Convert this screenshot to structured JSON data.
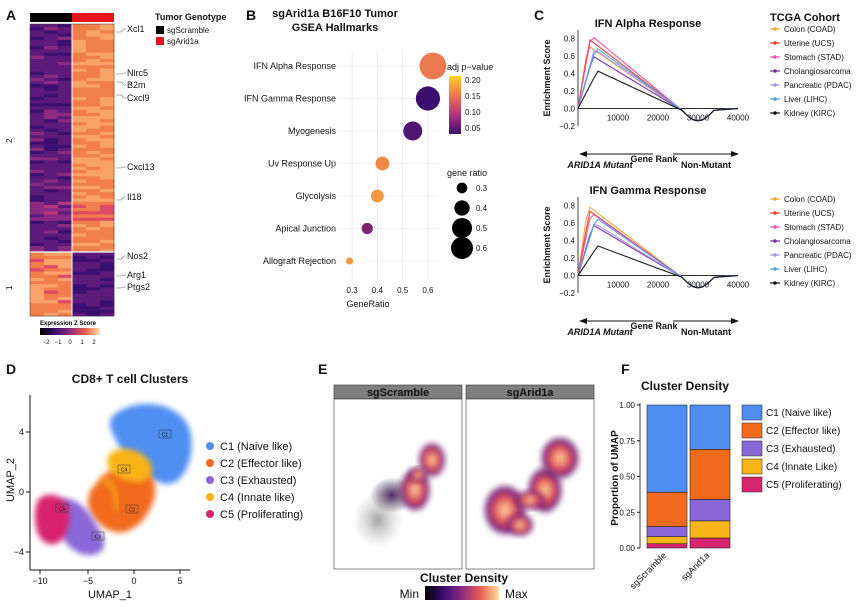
{
  "panels": {
    "A": {
      "letter": "A",
      "legend_title": "Tumor Genotype",
      "genotypes": [
        {
          "name": "sgScramble",
          "color": "#000000"
        },
        {
          "name": "sgArid1a",
          "color": "#e8141b"
        }
      ],
      "row_clusters": [
        "2",
        "1"
      ],
      "genes": [
        "Xcl1",
        "Nlrc5",
        "B2m",
        "Cxcl9",
        "Cxcl13",
        "Il18",
        "Nos2",
        "Arg1",
        "Ptgs2"
      ],
      "colorbar_title": "Expression Z Score",
      "colorbar_ticks": [
        "−2",
        "−1",
        "0",
        "1",
        "2"
      ]
    },
    "B": {
      "letter": "B",
      "title_line1": "sgArid1a B16F10 Tumor",
      "title_line2": "GSEA Hallmarks",
      "chart_data": {
        "type": "scatter",
        "title": "sgArid1a B16F10 Tumor GSEA Hallmarks",
        "xlabel": "GeneRatio",
        "xticks": [
          "0.3",
          "0.4",
          "0.5",
          "0.6"
        ],
        "xlim": [
          0.26,
          0.64
        ],
        "categories": [
          "IFN Alpha Response",
          "IFN Gamma Response",
          "Myogenesis",
          "Uv Response Up",
          "Glycolysis",
          "Apical Junction",
          "Allograft Rejection"
        ],
        "gene_ratio": [
          0.62,
          0.6,
          0.54,
          0.42,
          0.4,
          0.36,
          0.29
        ],
        "adj_pvalue": [
          0.14,
          0.03,
          0.04,
          0.15,
          0.16,
          0.06,
          0.16
        ],
        "size_ratio": [
          0.6,
          0.55,
          0.45,
          0.35,
          0.33,
          0.3,
          0.22
        ],
        "color_legend_title": "adj p−value",
        "color_ticks": [
          "0.20",
          "0.15",
          "0.10",
          "0.05"
        ],
        "size_legend_title": "gene ratio",
        "size_ticks": [
          "0.3",
          "0.4",
          "0.5",
          "0.6"
        ]
      }
    },
    "C": {
      "letter": "C",
      "legend_title": "TCGA Cohort",
      "cohorts": [
        {
          "name": "Colon (COAD)",
          "color": "#f4a534"
        },
        {
          "name": "Uterine (UCS)",
          "color": "#ee3a2f"
        },
        {
          "name": "Stomach (STAD)",
          "color": "#ee4fa3"
        },
        {
          "name": "Cholangiosarcoma",
          "color": "#7a2c9e"
        },
        {
          "name": "Pancreatic (PDAC)",
          "color": "#a595df"
        },
        {
          "name": "Liver (LIHC)",
          "color": "#4aa3ea"
        },
        {
          "name": "Kidney (KIRC)",
          "color": "#111111"
        }
      ],
      "plots": [
        {
          "title": "IFN Alpha Response",
          "ylabel": "Enrichment Score",
          "xlabel": "Gene Rank",
          "yticks": [
            "0.8",
            "0.6",
            "0.4",
            "0.2",
            "0.0",
            "−0.2"
          ],
          "xticks": [
            "10000",
            "20000",
            "30000",
            "40000"
          ],
          "mutant_label": "ARID1A Mutant",
          "nonmutant_label": "Non-Mutant",
          "peaks": [
            0.72,
            0.79,
            0.84,
            0.6,
            0.68,
            0.7,
            0.43
          ]
        },
        {
          "title": "IFN Gamma Response",
          "ylabel": "Enrichment Score",
          "xlabel": "Gene Rank",
          "yticks": [
            "0.8",
            "0.6",
            "0.4",
            "0.2",
            "0.0",
            "−0.2"
          ],
          "xticks": [
            "10000",
            "20000",
            "30000",
            "40000"
          ],
          "mutant_label": "ARID1A Mutant",
          "nonmutant_label": "Non-Mutant",
          "peaks": [
            0.8,
            0.74,
            0.72,
            0.58,
            0.6,
            0.66,
            0.34
          ]
        }
      ]
    },
    "D": {
      "letter": "D",
      "title": "CD8+ T cell Clusters",
      "xlabel": "UMAP_1",
      "ylabel": "UMAP_2",
      "xticks": [
        "−10",
        "−5",
        "0",
        "5"
      ],
      "yticks": [
        "4",
        "0",
        "−4"
      ],
      "cluster_tags": [
        "C1",
        "C2",
        "C3",
        "C4",
        "C5"
      ],
      "clusters": [
        {
          "label": "C1 (Naive like)",
          "color": "#4f8ef2"
        },
        {
          "label": "C2 (Effector like)",
          "color": "#f26b1d"
        },
        {
          "label": "C3 (Exhausted)",
          "color": "#8a67d8"
        },
        {
          "label": "C4 (Innate like)",
          "color": "#f8b417"
        },
        {
          "label": "C5 (Proliferating)",
          "color": "#d8236e"
        }
      ]
    },
    "E": {
      "letter": "E",
      "facets": [
        "sgScramble",
        "sgArid1a"
      ],
      "colorbar_title": "Cluster Density",
      "min_label": "Min",
      "max_label": "Max"
    },
    "F": {
      "letter": "F",
      "chart_data": {
        "type": "bar",
        "stacked": true,
        "title": "Cluster Density",
        "ylabel": "Proportion of UMAP",
        "categories": [
          "sgScramble",
          "sgArid1a"
        ],
        "yticks": [
          "0.00",
          "0.25",
          "0.50",
          "0.75",
          "1.00"
        ],
        "ylim": [
          0,
          1
        ],
        "series": [
          {
            "name": "C5 (Proliferating)",
            "color": "#d8236e",
            "values": [
              0.03,
              0.07
            ]
          },
          {
            "name": "C4 (Innate Like)",
            "color": "#f8b417",
            "values": [
              0.05,
              0.12
            ]
          },
          {
            "name": "C3 (Exhausted)",
            "color": "#8a67d8",
            "values": [
              0.07,
              0.15
            ]
          },
          {
            "name": "C2 (Effector like)",
            "color": "#f26b1d",
            "values": [
              0.24,
              0.35
            ]
          },
          {
            "name": "C1 (Naive like)",
            "color": "#4f8ef2",
            "values": [
              0.61,
              0.31
            ]
          }
        ],
        "legend_order": [
          "C1 (Naive like)",
          "C2 (Effector like)",
          "C3 (Exhausted)",
          "C4 (Innate Like)",
          "C5 (Proliferating)"
        ]
      }
    }
  }
}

Task goal
Copy the data verbatim, skipping any image it holds.

Output of the exercise
Convert this screenshot to structured JSON data.
{
  "panels": {
    "A": {
      "letter": "A",
      "legend_title": "Tumor Genotype",
      "genotypes": [
        {
          "name": "sgScramble",
          "color": "#000000"
        },
        {
          "name": "sgArid1a",
          "color": "#e8141b"
        }
      ],
      "row_clusters": [
        "2",
        "1"
      ],
      "genes": [
        "Xcl1",
        "Nlrc5",
        "B2m",
        "Cxcl9",
        "Cxcl13",
        "Il18",
        "Nos2",
        "Arg1",
        "Ptgs2"
      ],
      "colorbar_title": "Expression Z Score",
      "colorbar_ticks": [
        "−2",
        "−1",
        "0",
        "1",
        "2"
      ]
    },
    "B": {
      "letter": "B",
      "title_line1": "sgArid1a B16F10 Tumor",
      "title_line2": "GSEA Hallmarks",
      "chart_data": {
        "type": "scatter",
        "title": "sgArid1a B16F10 Tumor GSEA Hallmarks",
        "xlabel": "GeneRatio",
        "xticks": [
          "0.3",
          "0.4",
          "0.5",
          "0.6"
        ],
        "xlim": [
          0.26,
          0.64
        ],
        "categories": [
          "IFN Alpha Response",
          "IFN Gamma Response",
          "Myogenesis",
          "Uv Response Up",
          "Glycolysis",
          "Apical Junction",
          "Allograft Rejection"
        ],
        "gene_ratio": [
          0.62,
          0.6,
          0.54,
          0.42,
          0.4,
          0.36,
          0.29
        ],
        "adj_pvalue": [
          0.14,
          0.03,
          0.04,
          0.15,
          0.16,
          0.06,
          0.16
        ],
        "size_ratio": [
          0.6,
          0.55,
          0.45,
          0.35,
          0.33,
          0.3,
          0.22
        ],
        "color_legend_title": "adj p−value",
        "color_ticks": [
          "0.20",
          "0.15",
          "0.10",
          "0.05"
        ],
        "size_legend_title": "gene ratio",
        "size_ticks": [
          "0.3",
          "0.4",
          "0.5",
          "0.6"
        ]
      }
    },
    "C": {
      "letter": "C",
      "legend_title": "TCGA Cohort",
      "cohorts": [
        {
          "name": "Colon (COAD)",
          "color": "#f4a534"
        },
        {
          "name": "Uterine (UCS)",
          "color": "#ee3a2f"
        },
        {
          "name": "Stomach (STAD)",
          "color": "#ee4fa3"
        },
        {
          "name": "Cholangiosarcoma",
          "color": "#7a2c9e"
        },
        {
          "name": "Pancreatic (PDAC)",
          "color": "#a595df"
        },
        {
          "name": "Liver (LIHC)",
          "color": "#4aa3ea"
        },
        {
          "name": "Kidney (KIRC)",
          "color": "#111111"
        }
      ],
      "plots": [
        {
          "title": "IFN Alpha Response",
          "ylabel": "Enrichment Score",
          "xlabel": "Gene Rank",
          "yticks": [
            "0.8",
            "0.6",
            "0.4",
            "0.2",
            "0.0",
            "−0.2"
          ],
          "xticks": [
            "10000",
            "20000",
            "30000",
            "40000"
          ],
          "mutant_label": "ARID1A Mutant",
          "nonmutant_label": "Non-Mutant",
          "peaks": [
            0.72,
            0.79,
            0.84,
            0.6,
            0.68,
            0.7,
            0.43
          ]
        },
        {
          "title": "IFN Gamma Response",
          "ylabel": "Enrichment Score",
          "xlabel": "Gene Rank",
          "yticks": [
            "0.8",
            "0.6",
            "0.4",
            "0.2",
            "0.0",
            "−0.2"
          ],
          "xticks": [
            "10000",
            "20000",
            "30000",
            "40000"
          ],
          "mutant_label": "ARID1A Mutant",
          "nonmutant_label": "Non-Mutant",
          "peaks": [
            0.8,
            0.74,
            0.72,
            0.58,
            0.6,
            0.66,
            0.34
          ]
        }
      ]
    },
    "D": {
      "letter": "D",
      "title": "CD8+ T cell Clusters",
      "xlabel": "UMAP_1",
      "ylabel": "UMAP_2",
      "xticks": [
        "−10",
        "−5",
        "0",
        "5"
      ],
      "yticks": [
        "4",
        "0",
        "−4"
      ],
      "cluster_tags": [
        "C1",
        "C2",
        "C3",
        "C4",
        "C5"
      ],
      "clusters": [
        {
          "label": "C1 (Naive like)",
          "color": "#4f8ef2"
        },
        {
          "label": "C2 (Effector like)",
          "color": "#f26b1d"
        },
        {
          "label": "C3 (Exhausted)",
          "color": "#8a67d8"
        },
        {
          "label": "C4 (Innate like)",
          "color": "#f8b417"
        },
        {
          "label": "C5 (Proliferating)",
          "color": "#d8236e"
        }
      ]
    },
    "E": {
      "letter": "E",
      "facets": [
        "sgScramble",
        "sgArid1a"
      ],
      "colorbar_title": "Cluster Density",
      "min_label": "Min",
      "max_label": "Max"
    },
    "F": {
      "letter": "F",
      "chart_data": {
        "type": "bar",
        "stacked": true,
        "title": "Cluster Density",
        "ylabel": "Proportion of UMAP",
        "categories": [
          "sgScramble",
          "sgArid1a"
        ],
        "yticks": [
          "0.00",
          "0.25",
          "0.50",
          "0.75",
          "1.00"
        ],
        "ylim": [
          0,
          1
        ],
        "series": [
          {
            "name": "C5 (Proliferating)",
            "color": "#d8236e",
            "values": [
              0.03,
              0.07
            ]
          },
          {
            "name": "C4 (Innate Like)",
            "color": "#f8b417",
            "values": [
              0.05,
              0.12
            ]
          },
          {
            "name": "C3 (Exhausted)",
            "color": "#8a67d8",
            "values": [
              0.07,
              0.15
            ]
          },
          {
            "name": "C2 (Effector like)",
            "color": "#f26b1d",
            "values": [
              0.24,
              0.35
            ]
          },
          {
            "name": "C1 (Naive like)",
            "color": "#4f8ef2",
            "values": [
              0.61,
              0.31
            ]
          }
        ],
        "legend_order": [
          "C1 (Naive like)",
          "C2 (Effector like)",
          "C3 (Exhausted)",
          "C4 (Innate Like)",
          "C5 (Proliferating)"
        ]
      }
    }
  }
}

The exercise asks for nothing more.